* _Directive_: All of the records below need to be copied exactly.

* _Input rows_:
>> Start

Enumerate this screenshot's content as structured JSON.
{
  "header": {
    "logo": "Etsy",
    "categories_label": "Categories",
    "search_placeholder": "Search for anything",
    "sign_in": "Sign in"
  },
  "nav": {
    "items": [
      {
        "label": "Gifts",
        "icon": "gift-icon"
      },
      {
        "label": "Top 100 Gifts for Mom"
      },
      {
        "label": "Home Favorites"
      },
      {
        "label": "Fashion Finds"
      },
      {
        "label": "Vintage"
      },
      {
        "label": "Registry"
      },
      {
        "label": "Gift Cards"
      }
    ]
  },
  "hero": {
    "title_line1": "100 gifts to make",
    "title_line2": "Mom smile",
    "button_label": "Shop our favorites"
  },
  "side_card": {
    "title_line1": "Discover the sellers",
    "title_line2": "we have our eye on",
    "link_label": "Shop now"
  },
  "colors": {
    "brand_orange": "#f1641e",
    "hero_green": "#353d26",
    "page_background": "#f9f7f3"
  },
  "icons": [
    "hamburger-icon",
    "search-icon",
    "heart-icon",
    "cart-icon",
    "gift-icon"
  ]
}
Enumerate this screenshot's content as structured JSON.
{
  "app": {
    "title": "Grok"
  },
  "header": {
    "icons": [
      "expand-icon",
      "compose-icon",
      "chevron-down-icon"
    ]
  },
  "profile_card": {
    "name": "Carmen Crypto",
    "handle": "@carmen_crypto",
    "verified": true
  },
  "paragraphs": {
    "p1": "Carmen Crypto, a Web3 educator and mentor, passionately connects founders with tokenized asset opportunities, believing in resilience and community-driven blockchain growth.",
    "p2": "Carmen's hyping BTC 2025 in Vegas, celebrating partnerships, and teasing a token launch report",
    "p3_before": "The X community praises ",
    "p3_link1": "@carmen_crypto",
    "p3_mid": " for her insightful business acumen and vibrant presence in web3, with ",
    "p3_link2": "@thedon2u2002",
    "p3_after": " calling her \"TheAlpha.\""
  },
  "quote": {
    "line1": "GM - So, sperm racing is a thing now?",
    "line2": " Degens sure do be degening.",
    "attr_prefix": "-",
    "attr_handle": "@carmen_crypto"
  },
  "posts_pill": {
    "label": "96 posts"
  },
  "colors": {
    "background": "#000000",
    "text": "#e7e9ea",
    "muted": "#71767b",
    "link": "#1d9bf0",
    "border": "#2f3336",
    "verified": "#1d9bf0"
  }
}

>> End

* _Exercise answer_:
Enumerate this screenshot's content as structured JSON.
{
  "header": {
    "logo": "Etsy",
    "categories_label": "Categories",
    "search_placeholder": "Search for anything",
    "sign_in": "Sign in"
  },
  "nav": {
    "items": [
      {
        "label": "Gifts",
        "icon": "gift-icon"
      },
      {
        "label": "Top 100 Gifts for Mom"
      },
      {
        "label": "Home Favorites"
      },
      {
        "label": "Fashion Finds"
      },
      {
        "label": "Vintage"
      },
      {
        "label": "Registry"
      },
      {
        "label": "Gift Cards"
      }
    ]
  },
  "hero": {
    "title_line1": "100 gifts to make",
    "title_line2": "Mom smile",
    "button_label": "Shop our favorites"
  },
  "side_card": {
    "title_line1": "Discover the sellers",
    "title_line2": "we have our eye on",
    "link_label": "Shop now"
  },
  "colors": {
    "brand_orange": "#f1641e",
    "hero_green": "#353d26",
    "page_background": "#f9f7f3"
  },
  "icons": [
    "hamburger-icon",
    "search-icon",
    "heart-icon",
    "cart-icon",
    "gift-icon"
  ]
}
Enumerate this screenshot's content as structured JSON.
{
  "app": {
    "title": "Grok"
  },
  "header": {
    "icons": [
      "expand-icon",
      "compose-icon",
      "chevron-down-icon"
    ]
  },
  "profile_card": {
    "name": "Carmen Crypto",
    "handle": "@carmen_crypto",
    "verified": true
  },
  "paragraphs": {
    "p1": "Carmen Crypto, a Web3 educator and mentor, passionately connects founders with tokenized asset opportunities, believing in resilience and community-driven blockchain growth.",
    "p2": "Carmen's hyping BTC 2025 in Vegas, celebrating partnerships, and teasing a token launch report",
    "p3_before": "The X community praises ",
    "p3_link1": "@carmen_crypto",
    "p3_mid": " for her insightful business acumen and vibrant presence in web3, with ",
    "p3_link2": "@thedon2u2002",
    "p3_after": " calling her \"TheAlpha.\""
  },
  "quote": {
    "line1": "GM - So, sperm racing is a thing now?",
    "line2": " Degens sure do be degening.",
    "attr_prefix": "-",
    "attr_handle": "@carmen_crypto"
  },
  "posts_pill": {
    "label": "96 posts"
  },
  "colors": {
    "background": "#000000",
    "text": "#e7e9ea",
    "muted": "#71767b",
    "link": "#1d9bf0",
    "border": "#2f3336",
    "verified": "#1d9bf0"
  }
}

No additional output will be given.